#### [Requirement]
Would it be possible to write out each entry below exactly, without the pictures?

#### [Records shown]
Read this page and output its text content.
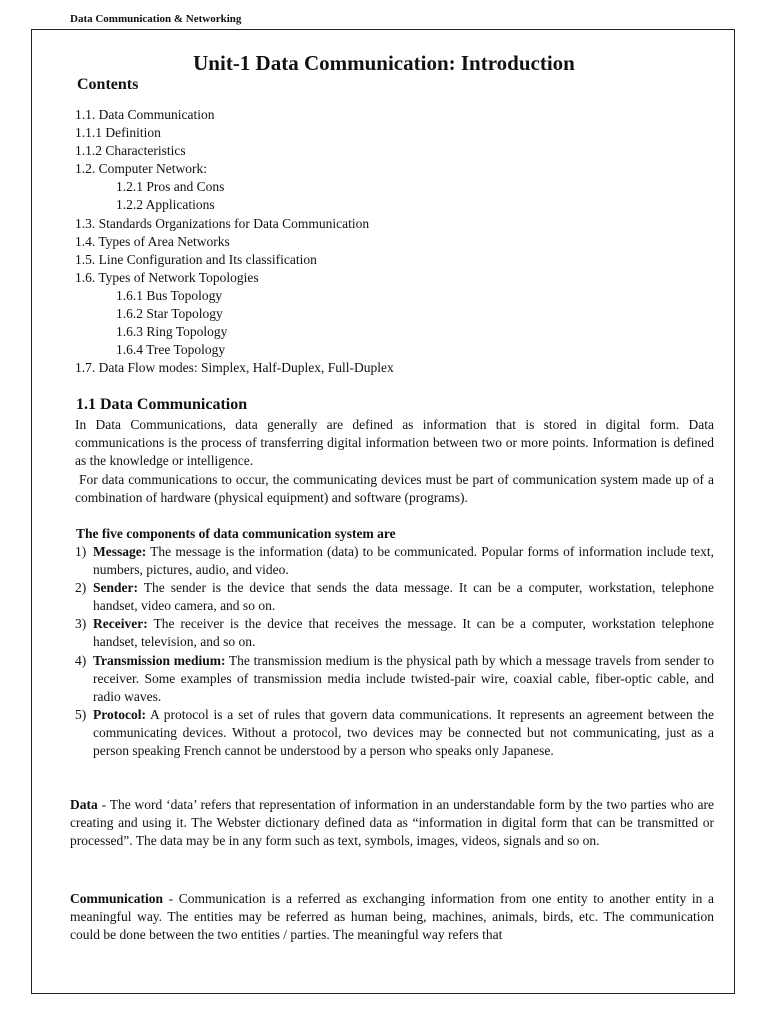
Data Communication & Networking
Unit-1 Data Communication: Introduction
Contents
1.1. Data Communication
1.1.1 Definition
1.1.2 Characteristics
1.2. Computer Network:
1.2.1 Pros and Cons
1.2.2 Applications
1.3. Standards Organizations for Data Communication
1.4. Types of Area Networks
1.5. Line Configuration and Its classification
1.6. Types of Network Topologies
1.6.1 Bus Topology
1.6.2 Star Topology
1.6.3 Ring Topology
1.6.4 Tree Topology
1.7. Data Flow modes: Simplex, Half-Duplex, Full-Duplex
1.1 Data Communication

In Data Communications, data generally are defined as information that is stored in digital form. Data communications is the process of transferring digital information between two or more points. Information is defined as the knowledge or intelligence.

For data communications to occur, the communicating devices must be part of communication system made up of a combination of hardware (physical equipment) and software (programs).

The five components of data communication system are
1) Message: The message is the information (data) to be communicated. Popular forms of information include text, numbers, pictures, audio, and video.
2) Sender: The sender is the device that sends the data message. It can be a computer, workstation, telephone handset, video camera, and so on.
3) Receiver: The receiver is the device that receives the message. It can be a computer, workstation telephone handset, television, and so on.
4) Transmission medium: The transmission medium is the physical path by which a message travels from sender to receiver. Some examples of transmission media include twisted-pair wire, coaxial cable, fiber-optic cable, and radio waves.
5) Protocol: A protocol is a set of rules that govern data communications. It represents an agreement between the communicating devices. Without a protocol, two devices may be connected but not communicating, just as a person speaking French cannot be understood by a person who speaks only Japanese.

Data - The word ‘data’ refers that representation of information in an understandable form by the two parties who are creating and using it. The Webster dictionary defined data as “information in digital form that can be transmitted or processed”. The data may be in any form such as text, symbols, images, videos, signals and so on.

Communication - Communication is a referred as exchanging information from one entity to another entity in a meaningful way. The entities may be referred as human being, machines, animals, birds, etc. The communication could be done between the two entities / parties. The meaningful way refers that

#### [Final result]
Read this page and output its text content.
Data Communication & Networking
Unit-1 Data Communication: Introduction
Contents
1.1. Data Communication
1.1.1 Definition
1.1.2 Characteristics
1.2. Computer Network:
1.2.1 Pros and Cons
1.2.2 Applications
1.3. Standards Organizations for Data Communication
1.4. Types of Area Networks
1.5. Line Configuration and Its classification
1.6. Types of Network Topologies
1.6.1 Bus Topology
1.6.2 Star Topology
1.6.3 Ring Topology
1.6.4 Tree Topology
1.7. Data Flow modes: Simplex, Half-Duplex, Full-Duplex
1.1 Data Communication

In Data Communications, data generally are defined as information that is stored in digital form. Data communications is the process of transferring digital information between two or more points. Information is defined as the knowledge or intelligence.

For data communications to occur, the communicating devices must be part of communication system made up of a combination of hardware (physical equipment) and software (programs).

The five components of data communication system are
1) Message: The message is the information (data) to be communicated. Popular forms of information include text, numbers, pictures, audio, and video.
2) Sender: The sender is the device that sends the data message. It can be a computer, workstation, telephone handset, video camera, and so on.
3) Receiver: The receiver is the device that receives the message. It can be a computer, workstation telephone handset, television, and so on.
4) Transmission medium: The transmission medium is the physical path by which a message travels from sender to receiver. Some examples of transmission media include twisted-pair wire, coaxial cable, fiber-optic cable, and radio waves.
5) Protocol: A protocol is a set of rules that govern data communications. It represents an agreement between the communicating devices. Without a protocol, two devices may be connected but not communicating, just as a person speaking French cannot be understood by a person who speaks only Japanese.

Data - The word ‘data’ refers that representation of information in an understandable form by the two parties who are creating and using it. The Webster dictionary defined data as “information in digital form that can be transmitted or processed”. The data may be in any form such as text, symbols, images, videos, signals and so on.

Communication - Communication is a referred as exchanging information from one entity to another entity in a meaningful way. The entities may be referred as human being, machines, animals, birds, etc. The communication could be done between the two entities / parties. The meaningful way refers that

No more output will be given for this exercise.